What is expected – Repeat the data below word for word, beginning at the line that contains "data-point-unemp-coupl2chld (333, 180, 341, 188)" and stopping after the line that contains "data-point-unemp-coupl2chld (339, 192, 347, 200)".

::: Data to process

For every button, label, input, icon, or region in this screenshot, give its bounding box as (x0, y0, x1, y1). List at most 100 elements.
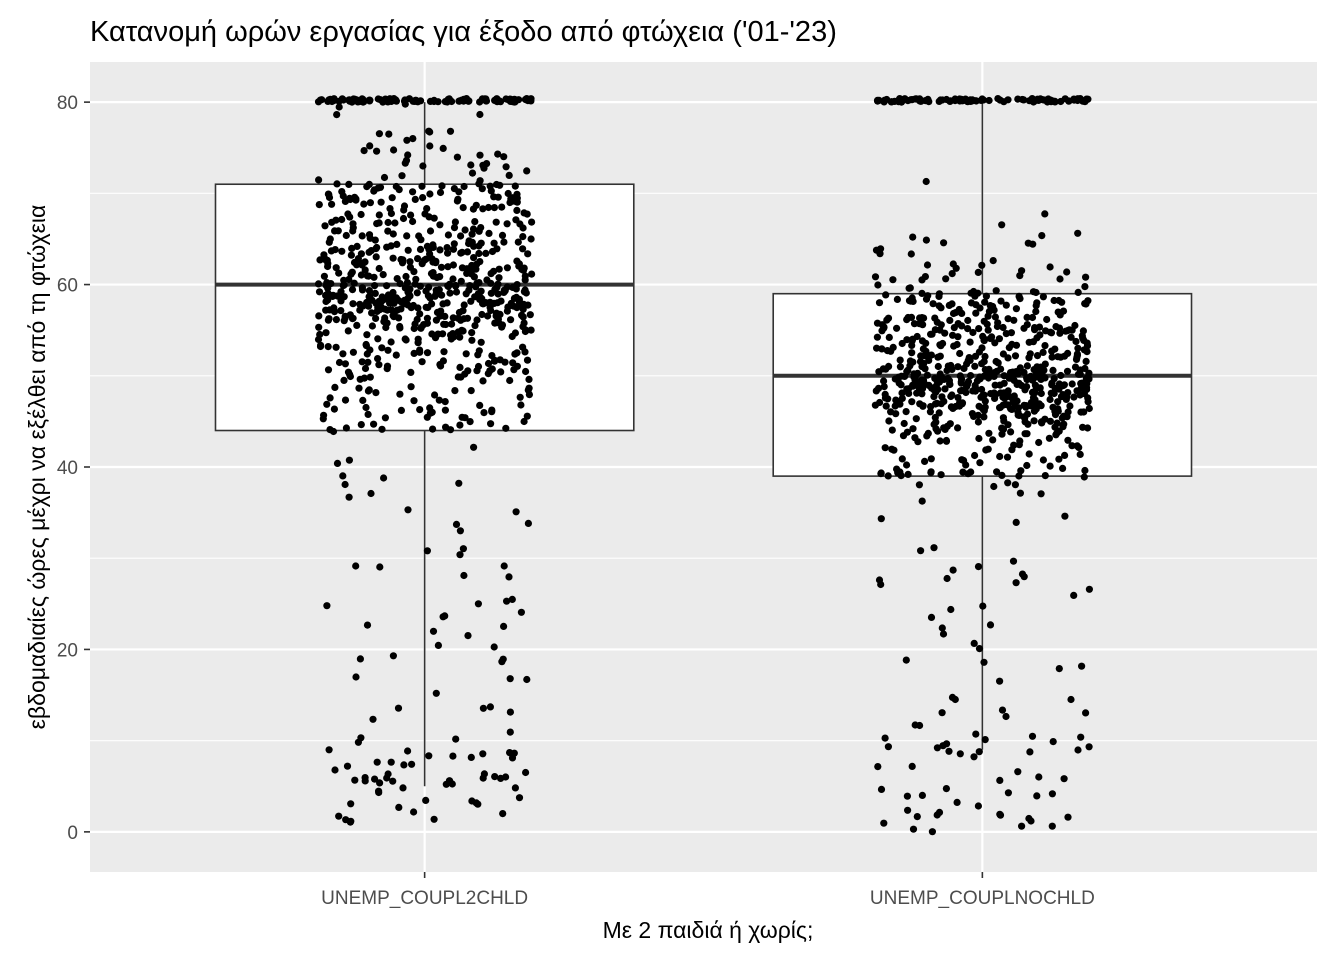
data-point-unemp-coupl2chld (333, 180, 341, 188)
data-point-unemp-coupl2chld (490, 239, 498, 247)
data-point-unemp-coupl2chld (383, 282, 391, 290)
data-point-unemp-couplnochld (974, 563, 983, 571)
data-point-unemp-coupl2chld (339, 192, 347, 200)
data-point-unemp-coupl2chld (406, 258, 414, 266)
data-point-unemp-coupl2chld (420, 256, 428, 264)
data-point-unemp-couplnochld (1060, 775, 1068, 783)
data-point-unemp-coupl2chld (332, 264, 340, 272)
data-point-unemp-couplnochld (909, 425, 917, 433)
data-point-unemp-couplnochld (894, 469, 902, 477)
data-point-unemp-coupl2chld (390, 146, 398, 154)
data-point-unemp-coupl2chld (460, 301, 468, 309)
data-point-unemp-couplnochld (891, 402, 899, 410)
data-point-unemp-coupl2chld (333, 111, 341, 119)
data-point-unemp-coupl2chld (521, 272, 529, 280)
data-point-unemp-coupl2chld (341, 480, 349, 489)
data-point-unemp-coupl2chld (504, 189, 512, 198)
data-point-unemp-coupl2chld (492, 218, 500, 226)
data-point-unemp-coupl2chld (350, 279, 358, 287)
data-point-unemp-coupl2chld (456, 551, 464, 559)
data-point-unemp-coupl2chld (520, 417, 528, 426)
data-point-unemp-couplnochld (923, 371, 932, 379)
data-point-unemp-couplnochld (1020, 96, 1028, 104)
data-point-unemp-coupl2chld (397, 406, 405, 414)
data-point-unemp-coupl2chld (524, 250, 532, 258)
data-point-unemp-couplnochld (940, 424, 948, 432)
data-point-unemp-couplnochld (918, 289, 926, 297)
data-point-unemp-coupl2chld (459, 545, 467, 553)
data-point-unemp-coupl2chld (399, 784, 407, 792)
data-point-unemp-coupl2chld (517, 608, 526, 616)
data-point-unemp-couplnochld (918, 497, 926, 505)
data-point-unemp-couplnochld (927, 455, 935, 463)
data-point-unemp-couplnochld (1057, 97, 1065, 106)
data-point-unemp-coupl2chld (358, 232, 366, 240)
data-point-unemp-couplnochld (981, 298, 989, 306)
data-point-unemp-couplnochld (1013, 380, 1021, 388)
data-point-unemp-couplnochld (986, 302, 994, 310)
data-point-unemp-coupl2chld (456, 421, 464, 429)
data-point-unemp-couplnochld (970, 639, 978, 648)
data-point-unemp-coupl2chld (437, 362, 445, 370)
data-point-unemp-couplnochld (1021, 414, 1029, 422)
data-point-unemp-couplnochld (969, 387, 977, 395)
data-point-unemp-coupl2chld (393, 240, 401, 248)
data-point-unemp-couplnochld (1041, 210, 1049, 218)
data-point-unemp-couplnochld (922, 295, 931, 303)
data-point-unemp-coupl2chld (370, 186, 378, 194)
data-point-unemp-coupl2chld (396, 280, 404, 288)
data-point-unemp-couplnochld (922, 236, 931, 244)
data-point-unemp-couplnochld (875, 576, 884, 584)
data-point-unemp-couplnochld (1048, 353, 1056, 361)
data-point-unemp-couplnochld (1010, 392, 1018, 400)
data-point-unemp-coupl2chld (330, 405, 338, 413)
data-point-unemp-couplnochld (964, 356, 972, 365)
data-point-unemp-couplnochld (1055, 324, 1064, 332)
data-point-unemp-couplnochld (1016, 489, 1024, 497)
data-point-unemp-couplnochld (946, 420, 954, 428)
data-point-unemp-couplnochld (930, 544, 938, 552)
data-point-unemp-coupl2chld (352, 195, 360, 203)
data-point-unemp-coupl2chld (364, 410, 372, 418)
data-point-unemp-coupl2chld (349, 300, 357, 308)
data-point-unemp-coupl2chld (342, 424, 350, 432)
data-point-unemp-coupl2chld (434, 641, 442, 650)
data-point-unemp-couplnochld (1056, 275, 1064, 283)
data-point-unemp-couplnochld (913, 332, 921, 341)
data-point-unemp-coupl2chld (339, 472, 347, 480)
data-point-unemp-couplnochld (1066, 402, 1074, 410)
data-point-unemp-coupl2chld (411, 195, 419, 203)
data-point-unemp-coupl2chld (327, 247, 335, 255)
data-point-unemp-coupl2chld (362, 403, 370, 412)
data-point-unemp-coupl2chld (387, 242, 395, 250)
data-point-unemp-coupl2chld (508, 595, 516, 604)
data-point-unemp-couplnochld (1030, 417, 1038, 425)
data-point-unemp-couplnochld (1028, 388, 1037, 396)
data-point-unemp-couplnochld (1009, 398, 1017, 406)
data-point-unemp-coupl2chld (404, 246, 412, 254)
data-point-unemp-coupl2chld (361, 364, 370, 373)
data-point-unemp-coupl2chld (451, 218, 459, 226)
data-point-unemp-coupl2chld (503, 264, 511, 272)
data-point-unemp-couplnochld (902, 408, 910, 416)
data-point-unemp-couplnochld (1077, 733, 1085, 741)
y-tick-label: 40 (57, 458, 78, 479)
data-point-unemp-coupl2chld (341, 360, 349, 368)
data-point-unemp-coupl2chld (348, 244, 356, 252)
data-point-unemp-couplnochld (909, 382, 917, 390)
data-point-unemp-coupl2chld (477, 239, 485, 247)
data-point-unemp-coupl2chld (520, 300, 528, 308)
data-point-unemp-couplnochld (1068, 442, 1076, 450)
data-point-unemp-coupl2chld (363, 621, 372, 629)
data-point-unemp-couplnochld (892, 410, 900, 418)
data-point-unemp-couplnochld (1077, 379, 1085, 388)
data-point-unemp-couplnochld (1041, 342, 1049, 350)
data-point-unemp-coupl2chld (384, 227, 392, 235)
data-point-unemp-coupl2chld (479, 704, 487, 712)
data-point-unemp-coupl2chld (378, 344, 386, 352)
data-point-unemp-coupl2chld (333, 459, 342, 467)
data-point-unemp-coupl2chld (524, 386, 532, 394)
data-point-unemp-coupl2chld (450, 224, 459, 232)
data-point-unemp-couplnochld (1002, 301, 1010, 309)
data-point-unemp-coupl2chld (513, 362, 522, 370)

::::::

Task solution –
data-point-unemp-coupl2chld (333, 180, 341, 188)
data-point-unemp-coupl2chld (490, 239, 498, 247)
data-point-unemp-coupl2chld (383, 282, 391, 290)
data-point-unemp-couplnochld (974, 563, 983, 571)
data-point-unemp-coupl2chld (339, 192, 347, 200)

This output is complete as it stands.